··· SUPPLIED ENTRIES ···

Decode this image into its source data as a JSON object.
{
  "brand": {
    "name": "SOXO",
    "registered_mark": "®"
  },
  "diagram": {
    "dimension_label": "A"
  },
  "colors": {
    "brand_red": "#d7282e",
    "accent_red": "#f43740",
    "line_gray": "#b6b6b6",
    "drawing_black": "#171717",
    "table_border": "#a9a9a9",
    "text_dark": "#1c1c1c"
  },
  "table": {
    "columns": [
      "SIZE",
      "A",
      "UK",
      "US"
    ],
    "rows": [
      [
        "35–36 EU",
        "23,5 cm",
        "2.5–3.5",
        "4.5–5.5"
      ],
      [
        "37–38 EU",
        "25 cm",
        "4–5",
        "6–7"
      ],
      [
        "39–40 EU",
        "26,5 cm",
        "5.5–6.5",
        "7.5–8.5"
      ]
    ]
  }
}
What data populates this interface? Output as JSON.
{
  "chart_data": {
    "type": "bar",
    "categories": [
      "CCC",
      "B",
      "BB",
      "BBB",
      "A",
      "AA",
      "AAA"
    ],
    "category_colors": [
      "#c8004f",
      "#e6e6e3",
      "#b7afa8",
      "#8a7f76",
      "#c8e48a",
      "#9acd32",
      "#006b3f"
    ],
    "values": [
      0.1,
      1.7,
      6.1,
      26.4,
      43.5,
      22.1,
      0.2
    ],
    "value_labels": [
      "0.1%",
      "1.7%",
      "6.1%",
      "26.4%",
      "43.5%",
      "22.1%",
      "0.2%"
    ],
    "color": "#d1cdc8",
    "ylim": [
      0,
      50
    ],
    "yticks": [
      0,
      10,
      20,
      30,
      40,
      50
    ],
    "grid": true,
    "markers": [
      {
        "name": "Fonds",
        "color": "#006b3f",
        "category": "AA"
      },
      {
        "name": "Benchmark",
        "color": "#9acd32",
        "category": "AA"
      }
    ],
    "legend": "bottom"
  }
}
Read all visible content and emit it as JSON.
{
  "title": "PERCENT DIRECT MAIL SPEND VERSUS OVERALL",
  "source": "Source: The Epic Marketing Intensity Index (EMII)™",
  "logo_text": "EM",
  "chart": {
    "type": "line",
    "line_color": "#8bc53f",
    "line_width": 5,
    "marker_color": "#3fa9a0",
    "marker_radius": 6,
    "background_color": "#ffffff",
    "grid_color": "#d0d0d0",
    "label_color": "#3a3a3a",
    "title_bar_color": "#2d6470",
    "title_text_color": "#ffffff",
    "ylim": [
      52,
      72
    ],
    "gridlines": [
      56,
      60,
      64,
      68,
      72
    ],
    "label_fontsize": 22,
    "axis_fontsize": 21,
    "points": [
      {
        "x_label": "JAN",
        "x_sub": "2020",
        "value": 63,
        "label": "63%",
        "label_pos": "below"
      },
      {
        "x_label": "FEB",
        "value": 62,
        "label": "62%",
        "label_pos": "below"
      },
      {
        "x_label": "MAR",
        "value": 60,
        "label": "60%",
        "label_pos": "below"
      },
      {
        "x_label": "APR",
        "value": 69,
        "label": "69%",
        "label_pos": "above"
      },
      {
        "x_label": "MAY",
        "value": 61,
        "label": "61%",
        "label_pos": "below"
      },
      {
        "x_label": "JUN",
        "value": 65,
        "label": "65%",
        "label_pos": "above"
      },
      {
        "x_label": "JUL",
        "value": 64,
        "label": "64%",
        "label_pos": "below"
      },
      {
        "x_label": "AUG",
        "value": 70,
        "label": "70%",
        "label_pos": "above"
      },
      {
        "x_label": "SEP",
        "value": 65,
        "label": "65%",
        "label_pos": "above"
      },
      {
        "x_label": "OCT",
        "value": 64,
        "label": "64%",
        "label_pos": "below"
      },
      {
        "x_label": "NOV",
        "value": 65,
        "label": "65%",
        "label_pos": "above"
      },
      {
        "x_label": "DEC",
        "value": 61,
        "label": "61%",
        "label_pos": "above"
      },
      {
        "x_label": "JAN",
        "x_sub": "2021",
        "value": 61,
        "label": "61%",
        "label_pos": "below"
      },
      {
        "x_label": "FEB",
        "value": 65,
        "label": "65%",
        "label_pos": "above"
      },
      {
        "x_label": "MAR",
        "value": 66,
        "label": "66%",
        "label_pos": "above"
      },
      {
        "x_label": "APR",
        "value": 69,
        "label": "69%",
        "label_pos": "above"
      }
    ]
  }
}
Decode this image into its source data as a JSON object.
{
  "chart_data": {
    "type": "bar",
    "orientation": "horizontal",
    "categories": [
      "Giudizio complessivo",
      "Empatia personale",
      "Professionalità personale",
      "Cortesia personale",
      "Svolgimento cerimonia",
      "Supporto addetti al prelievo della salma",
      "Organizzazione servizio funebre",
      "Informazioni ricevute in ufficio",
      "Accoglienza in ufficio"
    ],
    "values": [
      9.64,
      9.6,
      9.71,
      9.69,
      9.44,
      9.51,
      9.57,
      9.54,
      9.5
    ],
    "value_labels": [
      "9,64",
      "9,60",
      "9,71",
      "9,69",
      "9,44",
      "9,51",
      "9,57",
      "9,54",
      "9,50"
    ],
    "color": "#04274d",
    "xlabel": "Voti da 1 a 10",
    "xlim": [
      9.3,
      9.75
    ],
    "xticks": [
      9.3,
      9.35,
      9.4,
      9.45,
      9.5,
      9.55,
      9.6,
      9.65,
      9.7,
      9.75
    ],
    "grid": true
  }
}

···

### WHAT IS NEEDED
Nothing should be left out: repeat all of the data exactly.

### WORKED ANSWER
Decode this image into its source data as a JSON object.
{
  "brand": {
    "name": "SOXO",
    "registered_mark": "®"
  },
  "diagram": {
    "dimension_label": "A"
  },
  "colors": {
    "brand_red": "#d7282e",
    "accent_red": "#f43740",
    "line_gray": "#b6b6b6",
    "drawing_black": "#171717",
    "table_border": "#a9a9a9",
    "text_dark": "#1c1c1c"
  },
  "table": {
    "columns": [
      "SIZE",
      "A",
      "UK",
      "US"
    ],
    "rows": [
      [
        "35–36 EU",
        "23,5 cm",
        "2.5–3.5",
        "4.5–5.5"
      ],
      [
        "37–38 EU",
        "25 cm",
        "4–5",
        "6–7"
      ],
      [
        "39–40 EU",
        "26,5 cm",
        "5.5–6.5",
        "7.5–8.5"
      ]
    ]
  }
}
What data populates this interface? Output as JSON.
{
  "chart_data": {
    "type": "bar",
    "categories": [
      "CCC",
      "B",
      "BB",
      "BBB",
      "A",
      "AA",
      "AAA"
    ],
    "category_colors": [
      "#c8004f",
      "#e6e6e3",
      "#b7afa8",
      "#8a7f76",
      "#c8e48a",
      "#9acd32",
      "#006b3f"
    ],
    "values": [
      0.1,
      1.7,
      6.1,
      26.4,
      43.5,
      22.1,
      0.2
    ],
    "value_labels": [
      "0.1%",
      "1.7%",
      "6.1%",
      "26.4%",
      "43.5%",
      "22.1%",
      "0.2%"
    ],
    "color": "#d1cdc8",
    "ylim": [
      0,
      50
    ],
    "yticks": [
      0,
      10,
      20,
      30,
      40,
      50
    ],
    "grid": true,
    "markers": [
      {
        "name": "Fonds",
        "color": "#006b3f",
        "category": "AA"
      },
      {
        "name": "Benchmark",
        "color": "#9acd32",
        "category": "AA"
      }
    ],
    "legend": "bottom"
  }
}
Read all visible content and emit it as JSON.
{
  "title": "PERCENT DIRECT MAIL SPEND VERSUS OVERALL",
  "source": "Source: The Epic Marketing Intensity Index (EMII)™",
  "logo_text": "EM",
  "chart": {
    "type": "line",
    "line_color": "#8bc53f",
    "line_width": 5,
    "marker_color": "#3fa9a0",
    "marker_radius": 6,
    "background_color": "#ffffff",
    "grid_color": "#d0d0d0",
    "label_color": "#3a3a3a",
    "title_bar_color": "#2d6470",
    "title_text_color": "#ffffff",
    "ylim": [
      52,
      72
    ],
    "gridlines": [
      56,
      60,
      64,
      68,
      72
    ],
    "label_fontsize": 22,
    "axis_fontsize": 21,
    "points": [
      {
        "x_label": "JAN",
        "x_sub": "2020",
        "value": 63,
        "label": "63%",
        "label_pos": "below"
      },
      {
        "x_label": "FEB",
        "value": 62,
        "label": "62%",
        "label_pos": "below"
      },
      {
        "x_label": "MAR",
        "value": 60,
        "label": "60%",
        "label_pos": "below"
      },
      {
        "x_label": "APR",
        "value": 69,
        "label": "69%",
        "label_pos": "above"
      },
      {
        "x_label": "MAY",
        "value": 61,
        "label": "61%",
        "label_pos": "below"
      },
      {
        "x_label": "JUN",
        "value": 65,
        "label": "65%",
        "label_pos": "above"
      },
      {
        "x_label": "JUL",
        "value": 64,
        "label": "64%",
        "label_pos": "below"
      },
      {
        "x_label": "AUG",
        "value": 70,
        "label": "70%",
        "label_pos": "above"
      },
      {
        "x_label": "SEP",
        "value": 65,
        "label": "65%",
        "label_pos": "above"
      },
      {
        "x_label": "OCT",
        "value": 64,
        "label": "64%",
        "label_pos": "below"
      },
      {
        "x_label": "NOV",
        "value": 65,
        "label": "65%",
        "label_pos": "above"
      },
      {
        "x_label": "DEC",
        "value": 61,
        "label": "61%",
        "label_pos": "above"
      },
      {
        "x_label": "JAN",
        "x_sub": "2021",
        "value": 61,
        "label": "61%",
        "label_pos": "below"
      },
      {
        "x_label": "FEB",
        "value": 65,
        "label": "65%",
        "label_pos": "above"
      },
      {
        "x_label": "MAR",
        "value": 66,
        "label": "66%",
        "label_pos": "above"
      },
      {
        "x_label": "APR",
        "value": 69,
        "label": "69%",
        "label_pos": "above"
      }
    ]
  }
}
Decode this image into its source data as a JSON object.
{
  "chart_data": {
    "type": "bar",
    "orientation": "horizontal",
    "categories": [
      "Giudizio complessivo",
      "Empatia personale",
      "Professionalità personale",
      "Cortesia personale",
      "Svolgimento cerimonia",
      "Supporto addetti al prelievo della salma",
      "Organizzazione servizio funebre",
      "Informazioni ricevute in ufficio",
      "Accoglienza in ufficio"
    ],
    "values": [
      9.64,
      9.6,
      9.71,
      9.69,
      9.44,
      9.51,
      9.57,
      9.54,
      9.5
    ],
    "value_labels": [
      "9,64",
      "9,60",
      "9,71",
      "9,69",
      "9,44",
      "9,51",
      "9,57",
      "9,54",
      "9,50"
    ],
    "color": "#04274d",
    "xlabel": "Voti da 1 a 10",
    "xlim": [
      9.3,
      9.75
    ],
    "xticks": [
      9.3,
      9.35,
      9.4,
      9.45,
      9.5,
      9.55,
      9.6,
      9.65,
      9.7,
      9.75
    ],
    "grid": true
  }
}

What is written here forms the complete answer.